Exercise requirements -
Write each line word for word, from the line that contains "Give me a plain-text" through the last line of the material below.

Data excerpts -
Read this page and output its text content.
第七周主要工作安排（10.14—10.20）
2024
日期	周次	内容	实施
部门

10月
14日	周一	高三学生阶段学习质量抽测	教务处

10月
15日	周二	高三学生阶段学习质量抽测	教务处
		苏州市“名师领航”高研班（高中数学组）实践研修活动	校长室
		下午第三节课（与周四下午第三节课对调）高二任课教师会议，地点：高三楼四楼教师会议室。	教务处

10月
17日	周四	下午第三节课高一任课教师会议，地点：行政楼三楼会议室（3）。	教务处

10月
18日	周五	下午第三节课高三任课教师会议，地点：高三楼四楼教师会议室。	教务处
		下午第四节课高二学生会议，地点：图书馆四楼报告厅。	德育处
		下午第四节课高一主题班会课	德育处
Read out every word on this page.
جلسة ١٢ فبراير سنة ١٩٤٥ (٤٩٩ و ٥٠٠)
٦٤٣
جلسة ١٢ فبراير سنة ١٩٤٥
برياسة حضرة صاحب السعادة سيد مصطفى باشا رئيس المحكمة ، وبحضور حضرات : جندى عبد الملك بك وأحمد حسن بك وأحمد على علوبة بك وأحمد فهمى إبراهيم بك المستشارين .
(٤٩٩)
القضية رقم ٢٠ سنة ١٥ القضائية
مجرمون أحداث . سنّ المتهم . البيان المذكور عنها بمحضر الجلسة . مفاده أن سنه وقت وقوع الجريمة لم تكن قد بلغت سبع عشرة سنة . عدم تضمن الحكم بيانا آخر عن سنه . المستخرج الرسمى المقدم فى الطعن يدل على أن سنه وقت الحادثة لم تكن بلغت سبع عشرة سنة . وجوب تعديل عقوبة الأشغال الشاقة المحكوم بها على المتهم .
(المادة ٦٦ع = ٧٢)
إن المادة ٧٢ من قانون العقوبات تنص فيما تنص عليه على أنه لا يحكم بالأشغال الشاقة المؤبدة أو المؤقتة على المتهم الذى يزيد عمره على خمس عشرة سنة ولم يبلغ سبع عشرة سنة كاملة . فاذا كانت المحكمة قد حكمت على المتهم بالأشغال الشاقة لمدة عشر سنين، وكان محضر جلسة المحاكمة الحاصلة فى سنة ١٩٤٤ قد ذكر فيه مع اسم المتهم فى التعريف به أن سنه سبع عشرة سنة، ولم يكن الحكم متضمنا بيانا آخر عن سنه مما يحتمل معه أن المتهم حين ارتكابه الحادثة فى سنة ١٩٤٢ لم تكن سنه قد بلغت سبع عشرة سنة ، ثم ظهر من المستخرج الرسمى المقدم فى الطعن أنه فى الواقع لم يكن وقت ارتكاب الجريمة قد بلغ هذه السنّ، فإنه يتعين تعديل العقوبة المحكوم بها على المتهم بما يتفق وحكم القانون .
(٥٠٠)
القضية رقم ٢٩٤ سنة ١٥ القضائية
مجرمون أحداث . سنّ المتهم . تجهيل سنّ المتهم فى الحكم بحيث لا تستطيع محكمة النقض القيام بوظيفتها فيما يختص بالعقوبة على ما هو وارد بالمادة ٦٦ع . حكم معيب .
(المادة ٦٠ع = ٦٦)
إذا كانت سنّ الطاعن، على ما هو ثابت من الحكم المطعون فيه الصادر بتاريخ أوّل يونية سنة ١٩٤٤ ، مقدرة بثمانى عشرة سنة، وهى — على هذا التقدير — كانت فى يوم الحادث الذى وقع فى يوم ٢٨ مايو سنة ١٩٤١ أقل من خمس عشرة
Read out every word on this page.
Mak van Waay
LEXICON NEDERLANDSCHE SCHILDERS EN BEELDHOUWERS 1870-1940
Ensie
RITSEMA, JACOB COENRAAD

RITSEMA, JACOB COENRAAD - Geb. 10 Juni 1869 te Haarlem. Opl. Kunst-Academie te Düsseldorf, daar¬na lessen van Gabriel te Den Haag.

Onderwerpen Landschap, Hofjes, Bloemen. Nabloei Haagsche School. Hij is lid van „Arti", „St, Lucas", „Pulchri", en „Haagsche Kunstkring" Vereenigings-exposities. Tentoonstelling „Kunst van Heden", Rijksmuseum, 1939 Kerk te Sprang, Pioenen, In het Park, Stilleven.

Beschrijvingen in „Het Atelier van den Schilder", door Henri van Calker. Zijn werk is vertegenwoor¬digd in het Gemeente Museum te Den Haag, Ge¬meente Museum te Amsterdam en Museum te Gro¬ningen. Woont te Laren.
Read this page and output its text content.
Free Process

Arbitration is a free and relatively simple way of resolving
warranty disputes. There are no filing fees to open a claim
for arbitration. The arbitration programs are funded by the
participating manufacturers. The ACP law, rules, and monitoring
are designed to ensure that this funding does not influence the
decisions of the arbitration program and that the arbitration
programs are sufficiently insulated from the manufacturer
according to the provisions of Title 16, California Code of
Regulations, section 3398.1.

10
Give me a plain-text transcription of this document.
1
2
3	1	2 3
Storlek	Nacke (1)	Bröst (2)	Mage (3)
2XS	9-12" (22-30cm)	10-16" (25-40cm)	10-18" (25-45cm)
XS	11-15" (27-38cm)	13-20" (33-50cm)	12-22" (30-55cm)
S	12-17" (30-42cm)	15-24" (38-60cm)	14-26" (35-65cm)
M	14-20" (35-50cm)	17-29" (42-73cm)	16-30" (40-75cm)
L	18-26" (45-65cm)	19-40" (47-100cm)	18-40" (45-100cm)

Final answer -
Give me a plain-text transcription of this document.
1
2
3	1	2 3
Storlek	Nacke (1)	Bröst (2)	Mage (3)
2XS	9-12" (22-30cm)	10-16" (25-40cm)	10-18" (25-45cm)
XS	11-15" (27-38cm)	13-20" (33-50cm)	12-22" (30-55cm)
S	12-17" (30-42cm)	15-24" (38-60cm)	14-26" (35-65cm)
M	14-20" (35-50cm)	17-29" (42-73cm)	16-30" (40-75cm)
L	18-26" (45-65cm)	19-40" (47-100cm)	18-40" (45-100cm)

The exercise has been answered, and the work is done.